▸ **Text excerpt**:
[Start of section]

Pavía situated himself in front of the building with his staff and ordered two adjutants to impose upon Salmerón the dissolution of the Cortes session and the evacuation of the building in five minutes. The Civil Guard, which guarded the Congress, put into action the general's orders and occupied the halls of Congress. It was 6:55 in the morning, when the vote to elect the federalist candidate was proceeding, and Salmerón, upon receiving the captain general's order, suspended the vote and communicated the grave situation to the representatives. The representatives abandoned the building with all speed, amidst scenes of exaggerated hysterics; some even threw themselves out the windows. Pavía, surprised, asked: "But gentlemen, Why jump out the windows when you can leave through the door?"
Pavía, who was a unitarian republican, offered to allow Emilio Castelar to continue in the presidency, but he refused, not wanting to maintain power through undemocratic means. These acts signified the unofficial end of the First Republic, although it officially continued for almost a year.

[End of section]

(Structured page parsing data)
[Start of section]

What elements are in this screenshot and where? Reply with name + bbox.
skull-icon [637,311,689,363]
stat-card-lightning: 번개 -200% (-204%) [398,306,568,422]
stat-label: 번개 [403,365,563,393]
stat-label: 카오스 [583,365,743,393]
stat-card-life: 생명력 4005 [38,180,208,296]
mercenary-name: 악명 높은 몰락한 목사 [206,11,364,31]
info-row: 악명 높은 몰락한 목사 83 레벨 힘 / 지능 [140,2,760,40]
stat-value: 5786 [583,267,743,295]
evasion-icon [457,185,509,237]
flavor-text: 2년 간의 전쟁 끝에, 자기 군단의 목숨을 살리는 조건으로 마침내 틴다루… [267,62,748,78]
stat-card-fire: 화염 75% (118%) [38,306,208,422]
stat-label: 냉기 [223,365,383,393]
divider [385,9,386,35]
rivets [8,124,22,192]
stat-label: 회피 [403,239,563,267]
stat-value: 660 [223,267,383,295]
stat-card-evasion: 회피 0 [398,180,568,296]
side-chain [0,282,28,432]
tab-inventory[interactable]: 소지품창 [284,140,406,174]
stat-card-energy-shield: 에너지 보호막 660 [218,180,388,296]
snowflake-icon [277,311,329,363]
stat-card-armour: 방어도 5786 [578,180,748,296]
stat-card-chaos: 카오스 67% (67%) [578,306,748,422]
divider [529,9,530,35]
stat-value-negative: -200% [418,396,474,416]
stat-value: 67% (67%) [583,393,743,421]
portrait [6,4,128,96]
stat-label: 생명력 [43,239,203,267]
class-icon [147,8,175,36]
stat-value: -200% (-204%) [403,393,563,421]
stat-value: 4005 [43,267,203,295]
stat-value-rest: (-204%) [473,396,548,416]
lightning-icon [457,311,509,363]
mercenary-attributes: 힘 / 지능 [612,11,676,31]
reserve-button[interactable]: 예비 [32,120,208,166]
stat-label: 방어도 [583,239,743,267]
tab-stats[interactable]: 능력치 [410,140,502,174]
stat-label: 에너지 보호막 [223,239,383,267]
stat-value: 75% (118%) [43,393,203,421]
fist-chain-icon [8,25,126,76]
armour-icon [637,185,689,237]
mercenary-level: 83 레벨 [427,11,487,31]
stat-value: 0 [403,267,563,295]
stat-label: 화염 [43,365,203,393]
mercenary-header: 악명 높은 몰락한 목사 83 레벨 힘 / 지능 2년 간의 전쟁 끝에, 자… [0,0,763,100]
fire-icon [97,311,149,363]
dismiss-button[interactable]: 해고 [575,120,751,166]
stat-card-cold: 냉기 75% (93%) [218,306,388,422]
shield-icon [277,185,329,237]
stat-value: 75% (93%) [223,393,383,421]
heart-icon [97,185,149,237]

[End of section]

▸ **Work to complete**:
(a) In the passage about Pavía's dissolution of the Cortes, why did Emilio Castelar turn down Pavía's offer to let him stay in the presidency? Answer in one to three sentences.
(b) Write what comes next in the passage about Pavía's dissolution of the Cortes, picking up after its last sentence.

▸ **Responses in order**:
(a) Castelar refused because he did not want to maintain power through undemocratic means.

(b)
Unitary republic
At the same time as the political convulsions were taking place, General López Domínguez entered into Cartagena on 12 January, replacing Martínez Campos, while Antonete Gálvez, with more than a thousand men, struggled to elude him near the border of Numancia and set course for Oran. The end of the cantonal experience was marked by Gálvez with his exile, but the Bourbon Restoration permitted him through amnesty to return to his native Torreagüera. In this period he would strike up a strange and warm friendship with Don Antonio Cánovas del Castillo, most responsible for the Restoration, who considered Gálvez a sincere, honorable, and valiant man, although one of exaggerated political ideas.Meanwhile, after Emilio Castelar's refusal to continue as president, he put General Serrano, recently returned from his exile in Biarritz for his implication in the attempted coup of 23 April, in charge of the formation of a coalition government that grouped together monarchists, conservatives, and unitarian republicans, but excluded federalist republicans.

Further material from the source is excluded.